-- BEGIN ITEMS --

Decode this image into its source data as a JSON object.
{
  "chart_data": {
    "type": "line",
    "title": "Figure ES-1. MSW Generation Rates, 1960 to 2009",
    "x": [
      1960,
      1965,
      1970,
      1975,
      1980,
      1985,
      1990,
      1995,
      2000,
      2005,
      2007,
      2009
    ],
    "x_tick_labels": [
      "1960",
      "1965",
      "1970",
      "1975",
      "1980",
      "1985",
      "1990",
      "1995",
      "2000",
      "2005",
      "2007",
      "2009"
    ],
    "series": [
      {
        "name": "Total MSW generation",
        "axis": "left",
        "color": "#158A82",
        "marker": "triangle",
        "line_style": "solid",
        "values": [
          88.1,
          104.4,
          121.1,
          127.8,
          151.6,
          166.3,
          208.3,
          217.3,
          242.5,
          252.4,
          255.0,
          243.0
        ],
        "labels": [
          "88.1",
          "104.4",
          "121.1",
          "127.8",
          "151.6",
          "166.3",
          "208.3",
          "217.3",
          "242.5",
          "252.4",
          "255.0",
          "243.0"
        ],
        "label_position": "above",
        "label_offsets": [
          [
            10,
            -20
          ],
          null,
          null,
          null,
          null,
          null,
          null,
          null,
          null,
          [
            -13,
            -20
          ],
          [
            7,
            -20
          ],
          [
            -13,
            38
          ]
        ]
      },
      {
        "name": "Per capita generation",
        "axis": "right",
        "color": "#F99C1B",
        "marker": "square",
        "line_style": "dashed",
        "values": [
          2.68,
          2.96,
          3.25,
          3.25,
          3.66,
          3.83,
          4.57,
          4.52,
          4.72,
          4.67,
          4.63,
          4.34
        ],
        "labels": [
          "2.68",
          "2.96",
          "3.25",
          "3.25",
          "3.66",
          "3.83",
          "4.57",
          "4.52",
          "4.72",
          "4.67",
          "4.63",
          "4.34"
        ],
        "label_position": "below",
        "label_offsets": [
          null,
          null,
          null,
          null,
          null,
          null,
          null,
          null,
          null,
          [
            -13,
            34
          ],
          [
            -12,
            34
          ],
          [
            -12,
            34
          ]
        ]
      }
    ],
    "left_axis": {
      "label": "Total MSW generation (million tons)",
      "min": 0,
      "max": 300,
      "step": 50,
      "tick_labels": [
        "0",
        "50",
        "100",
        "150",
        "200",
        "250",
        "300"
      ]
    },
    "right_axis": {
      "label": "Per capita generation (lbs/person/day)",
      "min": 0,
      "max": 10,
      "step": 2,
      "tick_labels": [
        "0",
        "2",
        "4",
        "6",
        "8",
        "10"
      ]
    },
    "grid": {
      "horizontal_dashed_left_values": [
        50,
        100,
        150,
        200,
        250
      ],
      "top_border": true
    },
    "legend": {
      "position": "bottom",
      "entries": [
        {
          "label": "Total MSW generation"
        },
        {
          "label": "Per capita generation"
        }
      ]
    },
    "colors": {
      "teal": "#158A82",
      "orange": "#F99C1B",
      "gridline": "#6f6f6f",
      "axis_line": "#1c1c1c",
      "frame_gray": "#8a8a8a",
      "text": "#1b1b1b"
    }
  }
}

-- END ITEMS --

* _WHAT THE TASK REQUIRES_: Output each entry precisely as given.

* _RESPONSE TO THIS EXERCISE_:
Decode this image into its source data as a JSON object.
{
  "chart_data": {
    "type": "line",
    "title": "Figure ES-1. MSW Generation Rates, 1960 to 2009",
    "x": [
      1960,
      1965,
      1970,
      1975,
      1980,
      1985,
      1990,
      1995,
      2000,
      2005,
      2007,
      2009
    ],
    "x_tick_labels": [
      "1960",
      "1965",
      "1970",
      "1975",
      "1980",
      "1985",
      "1990",
      "1995",
      "2000",
      "2005",
      "2007",
      "2009"
    ],
    "series": [
      {
        "name": "Total MSW generation",
        "axis": "left",
        "color": "#158A82",
        "marker": "triangle",
        "line_style": "solid",
        "values": [
          88.1,
          104.4,
          121.1,
          127.8,
          151.6,
          166.3,
          208.3,
          217.3,
          242.5,
          252.4,
          255.0,
          243.0
        ],
        "labels": [
          "88.1",
          "104.4",
          "121.1",
          "127.8",
          "151.6",
          "166.3",
          "208.3",
          "217.3",
          "242.5",
          "252.4",
          "255.0",
          "243.0"
        ],
        "label_position": "above",
        "label_offsets": [
          [
            10,
            -20
          ],
          null,
          null,
          null,
          null,
          null,
          null,
          null,
          null,
          [
            -13,
            -20
          ],
          [
            7,
            -20
          ],
          [
            -13,
            38
          ]
        ]
      },
      {
        "name": "Per capita generation",
        "axis": "right",
        "color": "#F99C1B",
        "marker": "square",
        "line_style": "dashed",
        "values": [
          2.68,
          2.96,
          3.25,
          3.25,
          3.66,
          3.83,
          4.57,
          4.52,
          4.72,
          4.67,
          4.63,
          4.34
        ],
        "labels": [
          "2.68",
          "2.96",
          "3.25",
          "3.25",
          "3.66",
          "3.83",
          "4.57",
          "4.52",
          "4.72",
          "4.67",
          "4.63",
          "4.34"
        ],
        "label_position": "below",
        "label_offsets": [
          null,
          null,
          null,
          null,
          null,
          null,
          null,
          null,
          null,
          [
            -13,
            34
          ],
          [
            -12,
            34
          ],
          [
            -12,
            34
          ]
        ]
      }
    ],
    "left_axis": {
      "label": "Total MSW generation (million tons)",
      "min": 0,
      "max": 300,
      "step": 50,
      "tick_labels": [
        "0",
        "50",
        "100",
        "150",
        "200",
        "250",
        "300"
      ]
    },
    "right_axis": {
      "label": "Per capita generation (lbs/person/day)",
      "min": 0,
      "max": 10,
      "step": 2,
      "tick_labels": [
        "0",
        "2",
        "4",
        "6",
        "8",
        "10"
      ]
    },
    "grid": {
      "horizontal_dashed_left_values": [
        50,
        100,
        150,
        200,
        250
      ],
      "top_border": true
    },
    "legend": {
      "position": "bottom",
      "entries": [
        {
          "label": "Total MSW generation"
        },
        {
          "label": "Per capita generation"
        }
      ]
    },
    "colors": {
      "teal": "#158A82",
      "orange": "#F99C1B",
      "gridline": "#6f6f6f",
      "axis_line": "#1c1c1c",
      "frame_gray": "#8a8a8a",
      "text": "#1b1b1b"
    }
  }
}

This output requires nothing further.